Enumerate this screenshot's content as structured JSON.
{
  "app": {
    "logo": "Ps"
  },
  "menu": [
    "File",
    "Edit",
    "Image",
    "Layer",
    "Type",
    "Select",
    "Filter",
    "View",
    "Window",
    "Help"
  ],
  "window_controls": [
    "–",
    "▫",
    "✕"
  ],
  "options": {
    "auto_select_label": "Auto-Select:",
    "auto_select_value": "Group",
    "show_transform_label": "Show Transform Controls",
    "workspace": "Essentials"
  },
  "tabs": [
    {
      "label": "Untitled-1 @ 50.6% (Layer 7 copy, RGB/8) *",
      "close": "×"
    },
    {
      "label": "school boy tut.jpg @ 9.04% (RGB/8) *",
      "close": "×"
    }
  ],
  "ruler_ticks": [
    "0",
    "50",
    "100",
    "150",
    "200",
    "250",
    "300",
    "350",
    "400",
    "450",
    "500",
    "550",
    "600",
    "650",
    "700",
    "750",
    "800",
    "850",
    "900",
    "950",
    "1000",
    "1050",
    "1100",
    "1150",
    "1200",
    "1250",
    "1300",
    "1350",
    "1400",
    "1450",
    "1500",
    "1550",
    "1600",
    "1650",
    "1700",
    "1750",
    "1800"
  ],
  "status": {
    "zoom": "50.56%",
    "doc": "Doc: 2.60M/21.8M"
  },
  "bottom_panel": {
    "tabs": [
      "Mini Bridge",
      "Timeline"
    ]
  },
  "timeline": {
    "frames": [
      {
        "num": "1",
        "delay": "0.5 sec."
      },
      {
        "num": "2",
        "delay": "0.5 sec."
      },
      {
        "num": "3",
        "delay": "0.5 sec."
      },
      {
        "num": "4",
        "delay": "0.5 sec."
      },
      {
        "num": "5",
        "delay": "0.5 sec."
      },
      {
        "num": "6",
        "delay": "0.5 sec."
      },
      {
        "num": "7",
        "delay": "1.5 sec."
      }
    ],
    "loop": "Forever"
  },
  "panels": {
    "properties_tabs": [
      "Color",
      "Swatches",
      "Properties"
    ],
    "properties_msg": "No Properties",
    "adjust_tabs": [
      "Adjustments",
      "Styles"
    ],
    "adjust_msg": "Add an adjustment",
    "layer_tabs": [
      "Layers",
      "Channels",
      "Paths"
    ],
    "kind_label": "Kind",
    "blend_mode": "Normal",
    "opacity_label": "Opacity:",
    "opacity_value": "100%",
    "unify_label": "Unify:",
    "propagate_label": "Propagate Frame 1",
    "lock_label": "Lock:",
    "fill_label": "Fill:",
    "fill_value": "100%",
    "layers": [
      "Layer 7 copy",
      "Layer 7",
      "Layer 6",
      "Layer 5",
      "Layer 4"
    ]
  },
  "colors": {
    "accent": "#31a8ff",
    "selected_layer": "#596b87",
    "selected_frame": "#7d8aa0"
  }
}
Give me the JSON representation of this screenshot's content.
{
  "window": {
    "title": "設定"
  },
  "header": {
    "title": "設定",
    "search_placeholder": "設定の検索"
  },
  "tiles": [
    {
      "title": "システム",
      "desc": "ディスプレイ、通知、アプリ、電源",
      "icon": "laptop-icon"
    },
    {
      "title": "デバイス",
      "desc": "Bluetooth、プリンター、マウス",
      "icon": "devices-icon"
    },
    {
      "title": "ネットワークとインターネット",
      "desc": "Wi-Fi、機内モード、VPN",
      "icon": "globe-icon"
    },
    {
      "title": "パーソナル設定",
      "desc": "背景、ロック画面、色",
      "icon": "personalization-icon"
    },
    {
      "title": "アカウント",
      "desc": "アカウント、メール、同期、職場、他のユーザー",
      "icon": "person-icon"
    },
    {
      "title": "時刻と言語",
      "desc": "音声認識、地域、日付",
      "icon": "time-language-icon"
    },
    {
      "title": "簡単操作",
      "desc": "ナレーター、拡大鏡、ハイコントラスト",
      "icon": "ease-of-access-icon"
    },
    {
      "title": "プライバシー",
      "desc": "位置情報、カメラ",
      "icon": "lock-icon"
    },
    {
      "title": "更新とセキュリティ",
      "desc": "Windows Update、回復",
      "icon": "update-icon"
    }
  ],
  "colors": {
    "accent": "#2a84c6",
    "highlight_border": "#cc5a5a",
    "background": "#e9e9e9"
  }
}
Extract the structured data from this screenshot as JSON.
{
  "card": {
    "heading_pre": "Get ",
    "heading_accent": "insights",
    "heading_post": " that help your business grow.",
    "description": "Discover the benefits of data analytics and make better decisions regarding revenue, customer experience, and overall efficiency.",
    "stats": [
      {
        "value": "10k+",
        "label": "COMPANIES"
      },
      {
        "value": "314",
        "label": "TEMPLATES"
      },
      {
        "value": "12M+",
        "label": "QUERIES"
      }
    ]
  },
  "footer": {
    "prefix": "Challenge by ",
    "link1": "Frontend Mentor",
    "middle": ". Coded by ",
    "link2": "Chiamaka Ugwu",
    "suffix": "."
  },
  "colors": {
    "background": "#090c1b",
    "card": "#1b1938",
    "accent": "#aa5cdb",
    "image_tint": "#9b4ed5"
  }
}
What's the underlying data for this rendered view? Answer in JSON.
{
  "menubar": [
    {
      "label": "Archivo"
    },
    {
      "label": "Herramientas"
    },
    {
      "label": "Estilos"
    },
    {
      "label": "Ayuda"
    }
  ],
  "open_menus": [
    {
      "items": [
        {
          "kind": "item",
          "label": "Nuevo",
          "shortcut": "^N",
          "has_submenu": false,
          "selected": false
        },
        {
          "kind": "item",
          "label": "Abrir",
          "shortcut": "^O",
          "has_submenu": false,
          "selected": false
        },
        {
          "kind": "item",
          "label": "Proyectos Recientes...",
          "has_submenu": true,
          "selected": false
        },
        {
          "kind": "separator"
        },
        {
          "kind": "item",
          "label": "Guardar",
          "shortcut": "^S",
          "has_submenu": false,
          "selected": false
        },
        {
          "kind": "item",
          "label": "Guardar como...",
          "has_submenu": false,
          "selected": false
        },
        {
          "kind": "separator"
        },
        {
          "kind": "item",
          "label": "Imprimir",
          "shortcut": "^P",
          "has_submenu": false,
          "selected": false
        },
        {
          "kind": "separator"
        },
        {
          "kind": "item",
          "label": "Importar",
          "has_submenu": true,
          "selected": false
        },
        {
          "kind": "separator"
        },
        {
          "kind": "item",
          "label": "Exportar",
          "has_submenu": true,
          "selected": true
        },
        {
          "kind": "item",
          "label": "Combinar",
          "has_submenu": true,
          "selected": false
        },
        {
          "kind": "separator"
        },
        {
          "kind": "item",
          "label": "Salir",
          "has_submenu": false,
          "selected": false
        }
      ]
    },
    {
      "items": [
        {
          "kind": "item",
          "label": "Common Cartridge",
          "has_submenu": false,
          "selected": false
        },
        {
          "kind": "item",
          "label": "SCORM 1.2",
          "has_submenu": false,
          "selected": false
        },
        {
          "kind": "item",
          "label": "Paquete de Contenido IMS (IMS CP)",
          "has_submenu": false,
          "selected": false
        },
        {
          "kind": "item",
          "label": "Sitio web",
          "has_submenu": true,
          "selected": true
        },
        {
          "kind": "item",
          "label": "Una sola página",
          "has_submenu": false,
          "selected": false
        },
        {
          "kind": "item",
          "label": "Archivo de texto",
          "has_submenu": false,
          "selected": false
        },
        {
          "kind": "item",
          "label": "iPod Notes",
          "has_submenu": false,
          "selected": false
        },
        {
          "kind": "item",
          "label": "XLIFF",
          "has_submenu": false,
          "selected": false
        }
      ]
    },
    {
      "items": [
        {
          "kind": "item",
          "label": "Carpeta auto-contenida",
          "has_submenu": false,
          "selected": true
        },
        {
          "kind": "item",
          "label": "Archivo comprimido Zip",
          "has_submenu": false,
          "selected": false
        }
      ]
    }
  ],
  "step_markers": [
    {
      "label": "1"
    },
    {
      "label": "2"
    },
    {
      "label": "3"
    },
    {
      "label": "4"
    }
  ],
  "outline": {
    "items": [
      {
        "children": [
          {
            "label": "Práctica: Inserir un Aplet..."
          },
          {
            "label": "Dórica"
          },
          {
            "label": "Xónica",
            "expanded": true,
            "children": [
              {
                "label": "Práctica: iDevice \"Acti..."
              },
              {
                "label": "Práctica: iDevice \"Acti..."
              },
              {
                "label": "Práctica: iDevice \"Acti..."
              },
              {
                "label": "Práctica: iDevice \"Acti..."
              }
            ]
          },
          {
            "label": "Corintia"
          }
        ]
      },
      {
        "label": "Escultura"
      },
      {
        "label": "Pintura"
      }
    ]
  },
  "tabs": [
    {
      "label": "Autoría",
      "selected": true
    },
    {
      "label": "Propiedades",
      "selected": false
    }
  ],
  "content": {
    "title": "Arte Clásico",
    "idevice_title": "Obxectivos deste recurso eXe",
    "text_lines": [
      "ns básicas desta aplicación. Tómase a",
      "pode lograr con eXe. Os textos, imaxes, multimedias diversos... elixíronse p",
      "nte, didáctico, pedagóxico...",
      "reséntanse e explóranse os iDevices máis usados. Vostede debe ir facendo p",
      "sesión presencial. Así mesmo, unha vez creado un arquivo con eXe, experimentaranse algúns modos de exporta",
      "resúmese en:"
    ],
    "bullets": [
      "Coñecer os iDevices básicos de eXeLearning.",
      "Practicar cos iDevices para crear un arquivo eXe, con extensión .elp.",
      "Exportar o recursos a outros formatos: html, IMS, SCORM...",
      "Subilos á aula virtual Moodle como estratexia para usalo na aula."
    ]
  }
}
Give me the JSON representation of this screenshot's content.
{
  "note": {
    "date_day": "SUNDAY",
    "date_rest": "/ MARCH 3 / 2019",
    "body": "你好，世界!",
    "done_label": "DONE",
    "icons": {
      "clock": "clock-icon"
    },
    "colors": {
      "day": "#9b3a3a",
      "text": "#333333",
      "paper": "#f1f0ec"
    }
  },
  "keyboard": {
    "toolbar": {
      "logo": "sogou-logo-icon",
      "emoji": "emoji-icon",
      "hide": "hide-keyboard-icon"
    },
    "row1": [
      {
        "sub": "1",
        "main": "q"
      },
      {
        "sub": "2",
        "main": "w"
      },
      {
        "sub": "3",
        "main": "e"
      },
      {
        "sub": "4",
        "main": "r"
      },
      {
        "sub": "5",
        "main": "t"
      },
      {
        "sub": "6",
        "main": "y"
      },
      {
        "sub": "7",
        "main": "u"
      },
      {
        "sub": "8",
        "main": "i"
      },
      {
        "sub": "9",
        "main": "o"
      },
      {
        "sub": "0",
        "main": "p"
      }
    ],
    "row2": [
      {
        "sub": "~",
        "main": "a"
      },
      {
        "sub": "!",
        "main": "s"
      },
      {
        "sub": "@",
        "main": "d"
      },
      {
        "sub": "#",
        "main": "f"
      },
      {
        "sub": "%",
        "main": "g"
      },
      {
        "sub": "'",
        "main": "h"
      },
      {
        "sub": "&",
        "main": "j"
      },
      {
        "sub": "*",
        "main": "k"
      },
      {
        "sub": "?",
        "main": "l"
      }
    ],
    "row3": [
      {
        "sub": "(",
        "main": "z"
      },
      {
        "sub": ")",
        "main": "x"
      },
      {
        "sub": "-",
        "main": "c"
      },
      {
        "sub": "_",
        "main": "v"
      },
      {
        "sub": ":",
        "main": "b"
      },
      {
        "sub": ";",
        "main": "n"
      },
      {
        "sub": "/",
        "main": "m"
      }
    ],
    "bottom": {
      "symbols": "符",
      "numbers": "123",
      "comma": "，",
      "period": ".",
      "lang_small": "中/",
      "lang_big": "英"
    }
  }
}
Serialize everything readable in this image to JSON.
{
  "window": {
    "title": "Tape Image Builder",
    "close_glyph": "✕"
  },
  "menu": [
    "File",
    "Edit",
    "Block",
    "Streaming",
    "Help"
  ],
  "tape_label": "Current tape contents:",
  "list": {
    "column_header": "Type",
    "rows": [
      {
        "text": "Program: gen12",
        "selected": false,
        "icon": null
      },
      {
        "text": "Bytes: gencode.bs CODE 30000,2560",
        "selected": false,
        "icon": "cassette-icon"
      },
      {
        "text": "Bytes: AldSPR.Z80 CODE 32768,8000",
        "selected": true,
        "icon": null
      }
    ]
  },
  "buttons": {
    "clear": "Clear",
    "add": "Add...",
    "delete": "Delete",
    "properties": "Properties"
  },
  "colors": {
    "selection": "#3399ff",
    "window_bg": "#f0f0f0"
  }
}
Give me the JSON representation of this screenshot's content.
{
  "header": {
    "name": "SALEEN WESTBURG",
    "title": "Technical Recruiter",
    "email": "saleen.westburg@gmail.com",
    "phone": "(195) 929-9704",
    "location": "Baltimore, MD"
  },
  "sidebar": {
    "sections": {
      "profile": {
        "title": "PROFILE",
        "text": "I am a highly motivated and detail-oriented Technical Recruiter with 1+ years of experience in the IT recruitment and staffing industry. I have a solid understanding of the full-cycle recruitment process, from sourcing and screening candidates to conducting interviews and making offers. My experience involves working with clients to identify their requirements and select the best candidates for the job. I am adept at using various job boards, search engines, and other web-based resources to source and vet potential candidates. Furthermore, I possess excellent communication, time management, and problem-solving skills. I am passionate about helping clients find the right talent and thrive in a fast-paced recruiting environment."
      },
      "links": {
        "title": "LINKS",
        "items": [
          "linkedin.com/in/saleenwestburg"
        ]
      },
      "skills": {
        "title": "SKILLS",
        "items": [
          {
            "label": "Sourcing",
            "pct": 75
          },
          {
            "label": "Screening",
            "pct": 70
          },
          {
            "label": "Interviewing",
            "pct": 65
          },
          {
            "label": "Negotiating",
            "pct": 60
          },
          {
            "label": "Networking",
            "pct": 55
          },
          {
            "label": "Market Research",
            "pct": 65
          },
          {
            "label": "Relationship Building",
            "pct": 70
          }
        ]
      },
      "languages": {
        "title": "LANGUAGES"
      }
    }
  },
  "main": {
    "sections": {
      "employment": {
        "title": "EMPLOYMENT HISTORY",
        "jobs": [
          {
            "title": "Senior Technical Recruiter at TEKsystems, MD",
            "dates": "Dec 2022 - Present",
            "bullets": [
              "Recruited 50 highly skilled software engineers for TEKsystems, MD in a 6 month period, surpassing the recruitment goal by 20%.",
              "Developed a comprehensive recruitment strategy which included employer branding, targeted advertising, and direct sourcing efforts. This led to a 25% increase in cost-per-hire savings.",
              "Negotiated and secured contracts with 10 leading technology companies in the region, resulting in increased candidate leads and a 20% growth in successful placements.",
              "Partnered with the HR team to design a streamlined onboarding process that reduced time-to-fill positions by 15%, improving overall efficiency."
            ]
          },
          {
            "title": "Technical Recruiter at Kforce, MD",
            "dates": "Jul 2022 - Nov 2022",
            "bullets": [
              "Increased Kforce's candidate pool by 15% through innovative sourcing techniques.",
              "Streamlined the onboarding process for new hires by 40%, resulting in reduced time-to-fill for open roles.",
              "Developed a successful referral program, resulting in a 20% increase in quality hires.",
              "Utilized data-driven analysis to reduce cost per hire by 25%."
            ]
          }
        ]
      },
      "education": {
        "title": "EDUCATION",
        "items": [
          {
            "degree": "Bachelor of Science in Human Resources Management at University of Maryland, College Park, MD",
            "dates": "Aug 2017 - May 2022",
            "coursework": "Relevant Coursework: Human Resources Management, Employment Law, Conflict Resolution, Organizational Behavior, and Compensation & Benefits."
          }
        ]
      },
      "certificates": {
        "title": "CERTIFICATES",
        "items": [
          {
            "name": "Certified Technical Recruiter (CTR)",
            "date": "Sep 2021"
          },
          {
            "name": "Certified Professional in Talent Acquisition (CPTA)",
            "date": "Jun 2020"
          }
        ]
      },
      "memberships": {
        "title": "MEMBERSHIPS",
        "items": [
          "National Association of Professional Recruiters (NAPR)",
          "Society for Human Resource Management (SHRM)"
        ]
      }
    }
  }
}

* _SET PROBLEM_
From the entries above, extract every line where the word "como" appears.

* _WORKED ANSWER_
          "label": "Guardar como...",
      "Subilos á aula virtual Moodle como estratexia para usalo na aula."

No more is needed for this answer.